**SET PROBLEM:** Leave out the pictures and repeat the data exactly.

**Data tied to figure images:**
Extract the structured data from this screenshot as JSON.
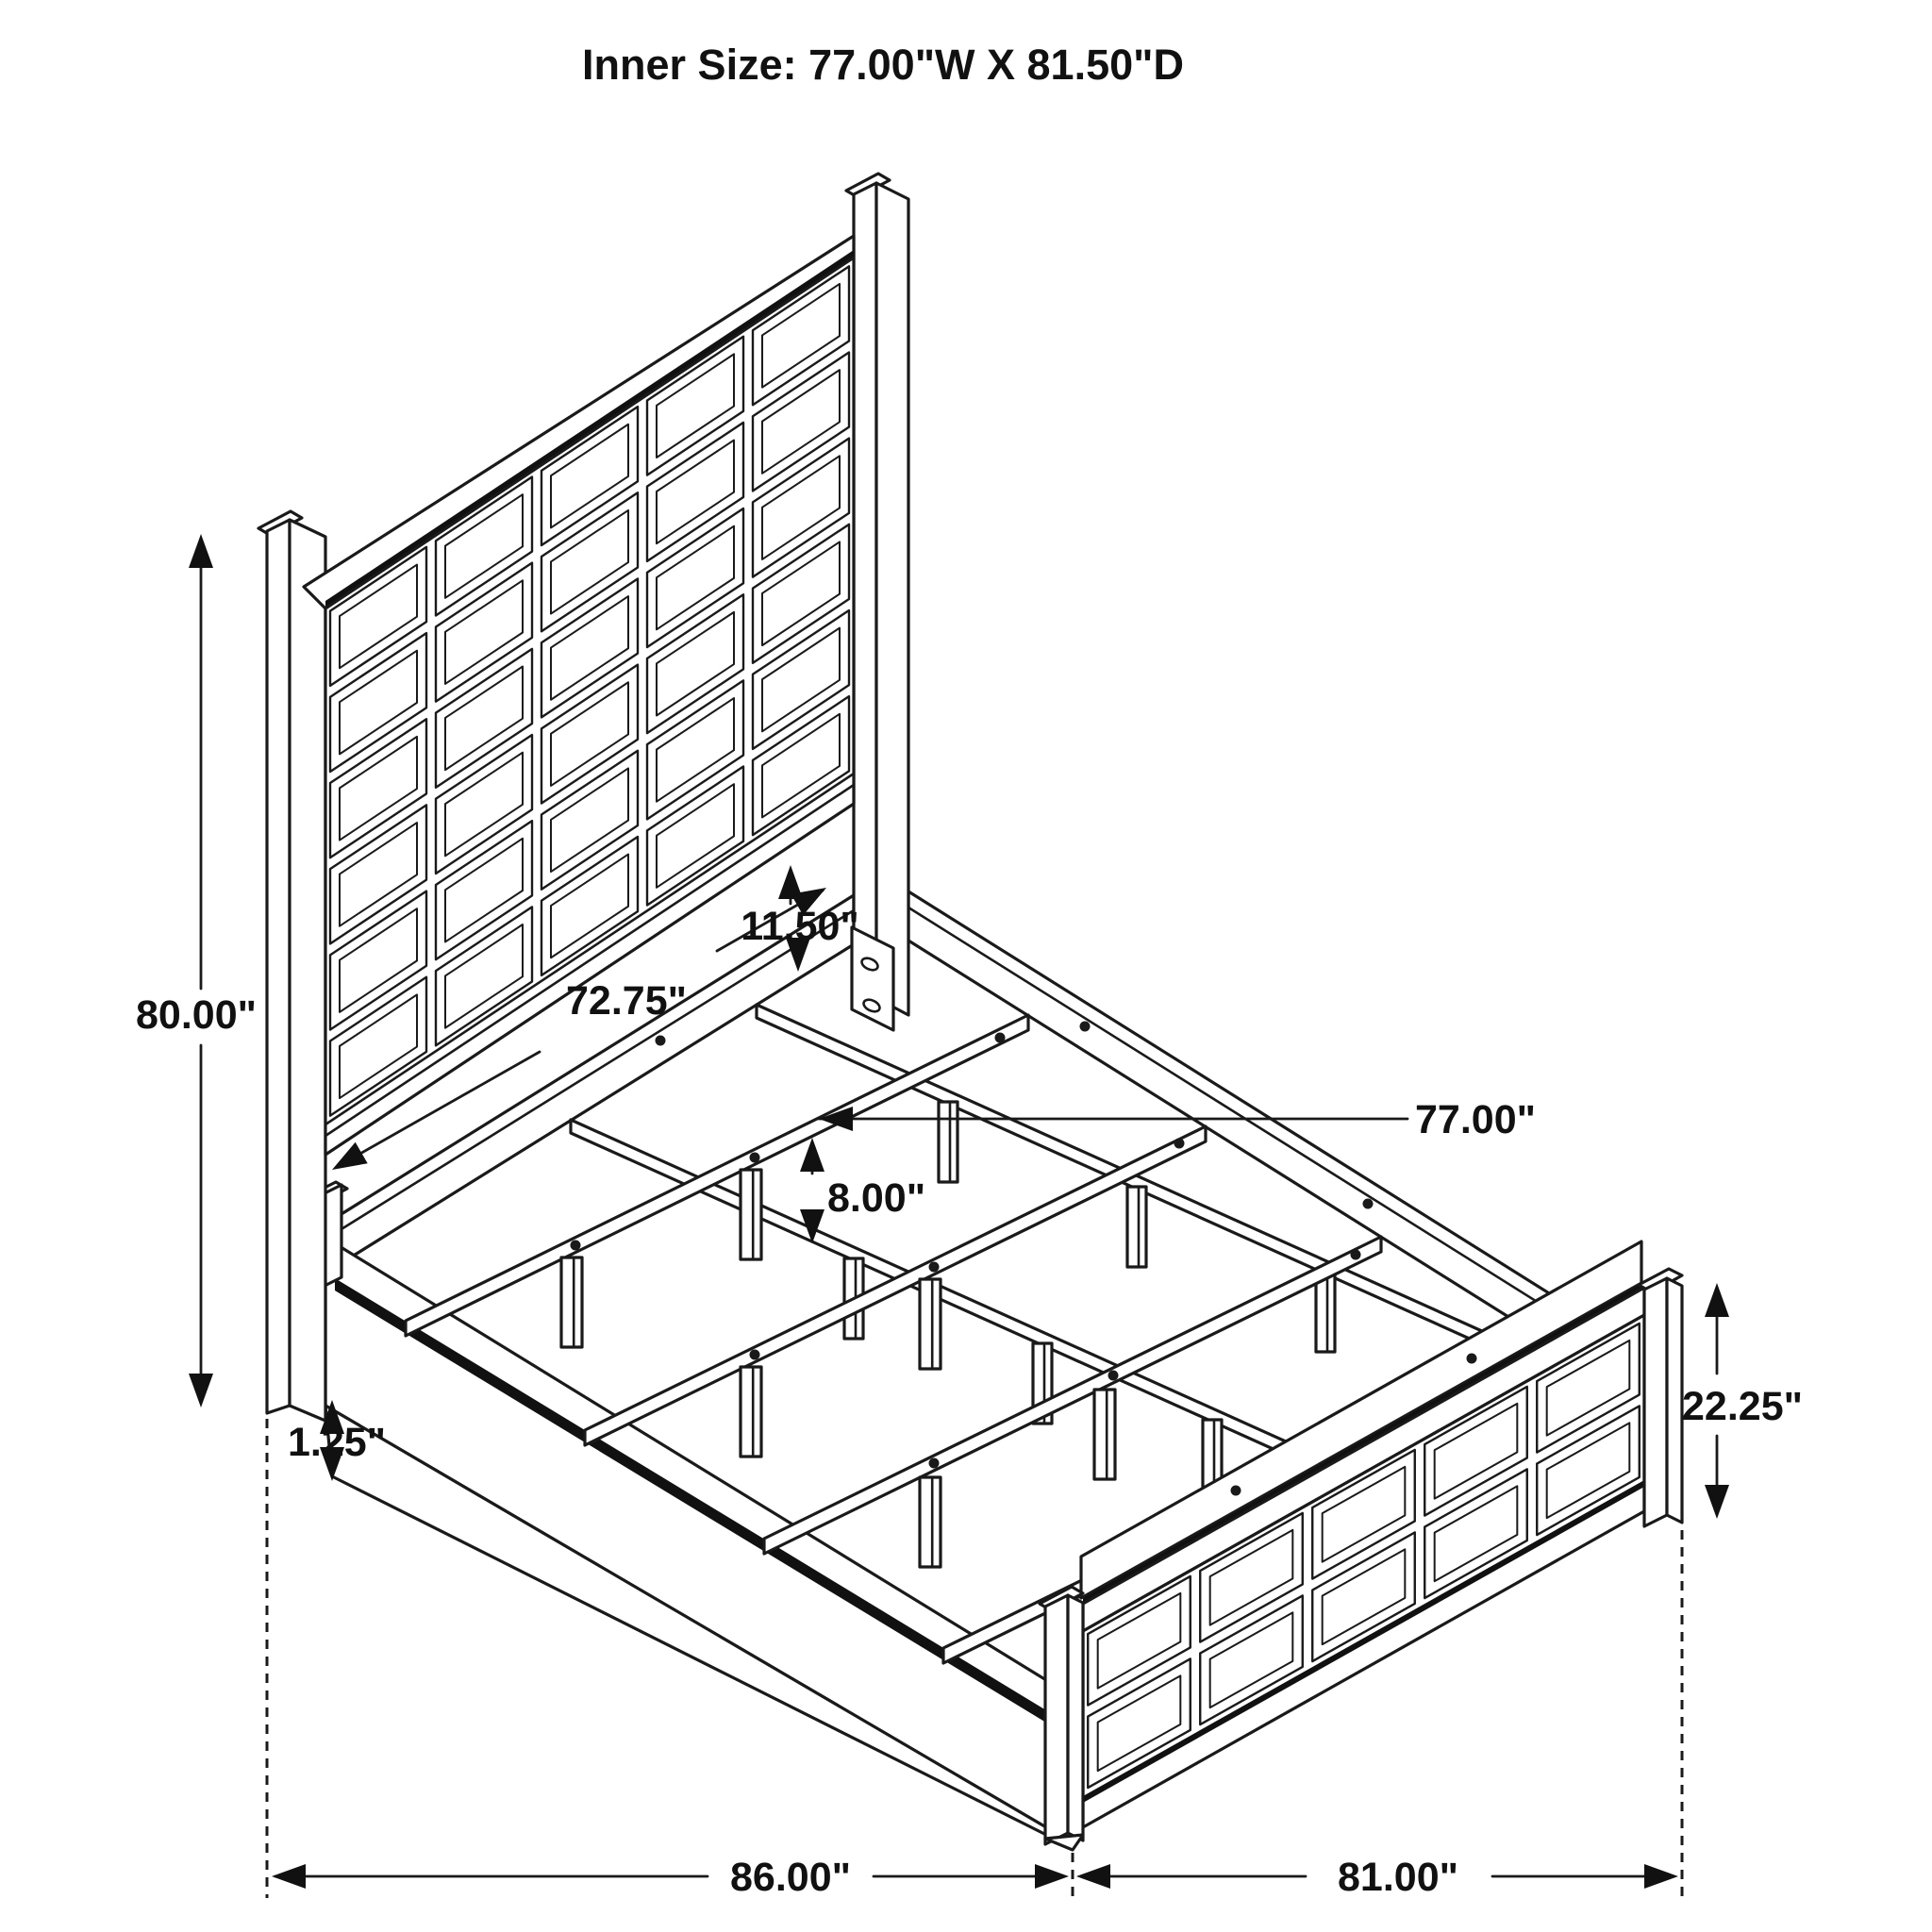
{
  "title": "Inner Size: 77.00\"W X 81.50\"D",
  "colors": {
    "line": "#1a1a1a",
    "background": "#ffffff"
  },
  "dimensions": {
    "headboard_height": {
      "label": "80.00\"",
      "meaning": "headboard overall height"
    },
    "headboard_panel_width": {
      "label": "72.75\"",
      "meaning": "headboard panel width"
    },
    "rail_gap": {
      "label": "11.50\"",
      "meaning": "gap between headboard panel and rail"
    },
    "slat_leg_height": {
      "label": "8.00\"",
      "meaning": "slat support leg height"
    },
    "inner_width": {
      "label": "77.00\"",
      "meaning": "inner width between rails"
    },
    "base_height": {
      "label": "1.25\"",
      "meaning": "side rail base height"
    },
    "footboard_height": {
      "label": "22.25\"",
      "meaning": "footboard height"
    },
    "overall_length": {
      "label": "86.00\"",
      "meaning": "overall length"
    },
    "overall_width": {
      "label": "81.00\"",
      "meaning": "overall width"
    }
  }
}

**RESPONSE BELOW:**
Extract the structured data from this screenshot as JSON.
{
  "title": "Inner Size: 77.00\"W X 81.50\"D",
  "colors": {
    "line": "#1a1a1a",
    "background": "#ffffff"
  },
  "dimensions": {
    "headboard_height": {
      "label": "80.00\"",
      "meaning": "headboard overall height"
    },
    "headboard_panel_width": {
      "label": "72.75\"",
      "meaning": "headboard panel width"
    },
    "rail_gap": {
      "label": "11.50\"",
      "meaning": "gap between headboard panel and rail"
    },
    "slat_leg_height": {
      "label": "8.00\"",
      "meaning": "slat support leg height"
    },
    "inner_width": {
      "label": "77.00\"",
      "meaning": "inner width between rails"
    },
    "base_height": {
      "label": "1.25\"",
      "meaning": "side rail base height"
    },
    "footboard_height": {
      "label": "22.25\"",
      "meaning": "footboard height"
    },
    "overall_length": {
      "label": "86.00\"",
      "meaning": "overall length"
    },
    "overall_width": {
      "label": "81.00\"",
      "meaning": "overall width"
    }
  }
}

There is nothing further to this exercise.